[[ Provided text open ]]

HIE Vendors Question PCAST Approach

June 17, 2013
Speaking at a HIMSS conference session February 21, two executives of HIE software and service vendors praised some of the concepts in the recently released President's Council of Advisors on Science and Technology (PCAST) Report. But they also raised concerns about the message it may send to the health IT community. PCAST basically proposes scrapping a lot of the work the industry has already done on interoperability in favor of an entirely new approach: breaking medical records into data elements. Each element would have attached information describing it and allowing it to be searched the way a search engine searches Web site data.

Speaking at a HIMSS conference session February 21, two executives of HIE software and service vendors praised some of the concepts in the recently released President's Council of Advisors on Science and Technology (PCAST) Report. But they also raised concerns about the message it may send to the health IT community.

[[ Provided text closed ]]

_Your instructions_
Continue the article about HIE vendors' concerns over the PCAST report, starting after its last sentence.

[[ Supplied entries open ]]

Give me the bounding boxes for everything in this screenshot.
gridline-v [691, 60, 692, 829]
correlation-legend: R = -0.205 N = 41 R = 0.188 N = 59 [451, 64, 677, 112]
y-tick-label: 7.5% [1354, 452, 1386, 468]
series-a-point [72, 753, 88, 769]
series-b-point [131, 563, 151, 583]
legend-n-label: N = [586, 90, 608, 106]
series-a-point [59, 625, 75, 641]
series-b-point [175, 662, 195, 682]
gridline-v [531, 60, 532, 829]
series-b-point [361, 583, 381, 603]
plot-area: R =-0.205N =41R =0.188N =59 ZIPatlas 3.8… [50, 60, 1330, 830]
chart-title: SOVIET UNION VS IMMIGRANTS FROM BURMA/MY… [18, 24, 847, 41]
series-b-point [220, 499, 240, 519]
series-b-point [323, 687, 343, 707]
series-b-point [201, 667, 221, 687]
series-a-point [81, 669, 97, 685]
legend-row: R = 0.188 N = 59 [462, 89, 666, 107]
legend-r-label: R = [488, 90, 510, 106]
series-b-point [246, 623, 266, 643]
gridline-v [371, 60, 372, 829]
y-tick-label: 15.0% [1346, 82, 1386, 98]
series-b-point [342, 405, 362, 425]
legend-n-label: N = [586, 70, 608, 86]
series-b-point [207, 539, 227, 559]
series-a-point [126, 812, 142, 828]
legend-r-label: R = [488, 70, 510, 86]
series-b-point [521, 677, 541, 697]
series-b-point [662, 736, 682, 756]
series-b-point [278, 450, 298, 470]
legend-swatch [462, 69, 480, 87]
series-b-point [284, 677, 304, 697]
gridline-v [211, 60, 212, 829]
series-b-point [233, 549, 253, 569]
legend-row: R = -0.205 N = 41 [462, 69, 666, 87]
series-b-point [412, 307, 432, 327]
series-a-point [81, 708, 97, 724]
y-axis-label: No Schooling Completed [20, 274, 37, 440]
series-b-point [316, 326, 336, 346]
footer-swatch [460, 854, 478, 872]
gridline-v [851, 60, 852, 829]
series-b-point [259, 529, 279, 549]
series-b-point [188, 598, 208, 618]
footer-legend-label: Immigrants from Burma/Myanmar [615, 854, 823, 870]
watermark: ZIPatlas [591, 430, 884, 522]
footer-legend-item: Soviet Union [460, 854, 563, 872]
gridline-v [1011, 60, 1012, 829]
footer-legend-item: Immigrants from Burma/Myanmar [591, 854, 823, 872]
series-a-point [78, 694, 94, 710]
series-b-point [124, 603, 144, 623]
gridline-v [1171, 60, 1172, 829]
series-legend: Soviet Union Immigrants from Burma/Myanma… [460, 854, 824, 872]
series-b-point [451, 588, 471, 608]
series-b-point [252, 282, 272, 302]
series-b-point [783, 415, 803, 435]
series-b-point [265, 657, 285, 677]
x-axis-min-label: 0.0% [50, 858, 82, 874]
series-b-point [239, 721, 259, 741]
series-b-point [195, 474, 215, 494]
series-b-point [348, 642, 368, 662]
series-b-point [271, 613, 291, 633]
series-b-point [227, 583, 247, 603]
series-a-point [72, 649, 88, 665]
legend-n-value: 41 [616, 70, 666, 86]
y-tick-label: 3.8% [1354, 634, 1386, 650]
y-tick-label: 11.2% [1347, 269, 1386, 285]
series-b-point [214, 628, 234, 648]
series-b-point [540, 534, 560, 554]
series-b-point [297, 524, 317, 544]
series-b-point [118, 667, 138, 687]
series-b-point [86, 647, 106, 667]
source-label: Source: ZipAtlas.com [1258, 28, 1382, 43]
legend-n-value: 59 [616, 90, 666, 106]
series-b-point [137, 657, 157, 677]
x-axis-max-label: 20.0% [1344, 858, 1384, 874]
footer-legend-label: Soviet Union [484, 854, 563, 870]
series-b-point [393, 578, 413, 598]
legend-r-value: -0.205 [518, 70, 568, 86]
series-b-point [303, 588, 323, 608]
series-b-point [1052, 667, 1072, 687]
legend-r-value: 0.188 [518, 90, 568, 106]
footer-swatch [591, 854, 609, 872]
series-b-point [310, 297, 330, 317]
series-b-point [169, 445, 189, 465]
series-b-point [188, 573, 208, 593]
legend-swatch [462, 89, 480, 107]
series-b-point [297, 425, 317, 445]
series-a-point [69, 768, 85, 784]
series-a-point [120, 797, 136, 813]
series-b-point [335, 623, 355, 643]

[[ Supplied entries closed ]]

_Solved problem_
PCAST basically proposes scrapping a lot of the work the industry has already done on interoperability in favor of an entirely new approach: breaking medical records into data elements. Each element would have attached information describing it and allowing it to be searched the way a search engine searches Web site data.

Echoing some of the pushback the report has engendered in the blogosphere, Chris Voigt, vice president of corporate development of MobileMD, and Scott Holbrook, executive vice president of Medicity, said PCAST fails to take into account the progress already being made on interoperability.

“What I didn’t see in the report was talk about standards that the industry has already has been working on such as HL7,” said Voigt. The report offers some very good ideas, he added, but the question is how to implement it in the timeframe they suggest without damaging the momentum the industry already has, he said. (The report suggests its recommendations could be ready for Stage 2 of meaningful use in 2013.) You can’t just set a bar and a two-year timeline, he said. Healthcare just doesn’t move that fast. “You also don’t want to create confusion or entropy and have providers thinking they should hold off because the government has something totally different coming down the pike,” Voigt added.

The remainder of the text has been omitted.